··· Provided information ···
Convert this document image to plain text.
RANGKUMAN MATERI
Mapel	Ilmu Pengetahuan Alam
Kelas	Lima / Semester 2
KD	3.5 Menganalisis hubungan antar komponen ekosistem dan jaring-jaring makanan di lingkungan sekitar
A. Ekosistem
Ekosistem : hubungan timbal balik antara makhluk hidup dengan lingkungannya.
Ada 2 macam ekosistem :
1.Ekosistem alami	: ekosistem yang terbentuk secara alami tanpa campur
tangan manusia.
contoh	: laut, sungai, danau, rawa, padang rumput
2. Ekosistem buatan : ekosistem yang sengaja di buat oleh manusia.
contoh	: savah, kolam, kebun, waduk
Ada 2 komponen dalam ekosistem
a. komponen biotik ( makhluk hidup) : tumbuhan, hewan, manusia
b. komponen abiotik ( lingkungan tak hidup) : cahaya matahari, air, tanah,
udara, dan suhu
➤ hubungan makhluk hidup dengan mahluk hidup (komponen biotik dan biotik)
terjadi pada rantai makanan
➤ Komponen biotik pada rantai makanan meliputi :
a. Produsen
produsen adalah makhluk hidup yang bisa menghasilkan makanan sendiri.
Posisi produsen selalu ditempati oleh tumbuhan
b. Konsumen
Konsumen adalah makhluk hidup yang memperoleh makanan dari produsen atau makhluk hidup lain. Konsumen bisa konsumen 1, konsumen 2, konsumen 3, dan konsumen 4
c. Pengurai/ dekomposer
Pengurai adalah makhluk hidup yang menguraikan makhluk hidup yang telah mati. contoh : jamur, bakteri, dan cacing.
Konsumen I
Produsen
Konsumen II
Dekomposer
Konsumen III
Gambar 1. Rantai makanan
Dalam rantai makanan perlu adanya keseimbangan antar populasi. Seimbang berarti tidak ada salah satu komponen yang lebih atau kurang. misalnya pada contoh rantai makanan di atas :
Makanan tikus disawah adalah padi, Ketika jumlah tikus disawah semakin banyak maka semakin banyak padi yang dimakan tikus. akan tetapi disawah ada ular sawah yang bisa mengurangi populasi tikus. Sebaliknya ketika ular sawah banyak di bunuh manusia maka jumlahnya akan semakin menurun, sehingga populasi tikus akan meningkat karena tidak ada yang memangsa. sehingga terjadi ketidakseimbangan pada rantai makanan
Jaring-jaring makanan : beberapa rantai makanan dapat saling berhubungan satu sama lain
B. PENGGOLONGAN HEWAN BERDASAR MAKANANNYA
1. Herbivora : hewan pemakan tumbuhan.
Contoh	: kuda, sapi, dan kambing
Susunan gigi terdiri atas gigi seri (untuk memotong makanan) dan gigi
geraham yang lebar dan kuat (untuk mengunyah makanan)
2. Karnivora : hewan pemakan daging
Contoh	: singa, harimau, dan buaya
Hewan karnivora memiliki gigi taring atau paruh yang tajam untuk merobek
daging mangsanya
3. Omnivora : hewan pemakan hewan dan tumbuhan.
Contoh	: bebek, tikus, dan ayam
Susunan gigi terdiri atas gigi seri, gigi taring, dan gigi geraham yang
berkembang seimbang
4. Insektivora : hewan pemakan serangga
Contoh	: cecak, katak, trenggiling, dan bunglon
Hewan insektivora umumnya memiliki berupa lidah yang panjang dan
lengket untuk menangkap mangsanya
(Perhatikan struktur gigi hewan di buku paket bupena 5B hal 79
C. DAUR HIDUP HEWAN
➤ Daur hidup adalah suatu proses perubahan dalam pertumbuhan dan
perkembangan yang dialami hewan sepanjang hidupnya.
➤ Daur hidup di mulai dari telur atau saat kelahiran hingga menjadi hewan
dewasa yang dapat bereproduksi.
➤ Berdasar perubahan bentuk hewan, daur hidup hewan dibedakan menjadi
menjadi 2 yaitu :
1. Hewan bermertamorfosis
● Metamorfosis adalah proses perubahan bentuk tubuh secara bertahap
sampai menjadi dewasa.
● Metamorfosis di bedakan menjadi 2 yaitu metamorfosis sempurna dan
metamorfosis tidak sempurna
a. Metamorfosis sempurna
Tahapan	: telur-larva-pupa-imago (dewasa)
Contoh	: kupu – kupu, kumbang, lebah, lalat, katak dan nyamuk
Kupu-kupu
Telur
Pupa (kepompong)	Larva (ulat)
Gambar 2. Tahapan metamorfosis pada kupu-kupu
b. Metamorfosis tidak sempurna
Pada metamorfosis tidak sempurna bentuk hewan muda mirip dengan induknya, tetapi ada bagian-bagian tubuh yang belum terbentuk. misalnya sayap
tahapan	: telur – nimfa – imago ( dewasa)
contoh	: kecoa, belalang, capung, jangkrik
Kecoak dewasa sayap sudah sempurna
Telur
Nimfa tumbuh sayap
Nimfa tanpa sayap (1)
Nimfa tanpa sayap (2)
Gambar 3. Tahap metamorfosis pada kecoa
···
Identify every line above with the string "yaitu" in it. Copy those lines.

menjadi 2 yaitu :
● Metamorfosis di bedakan menjadi 2 yaitu metamorfosis sempurna dan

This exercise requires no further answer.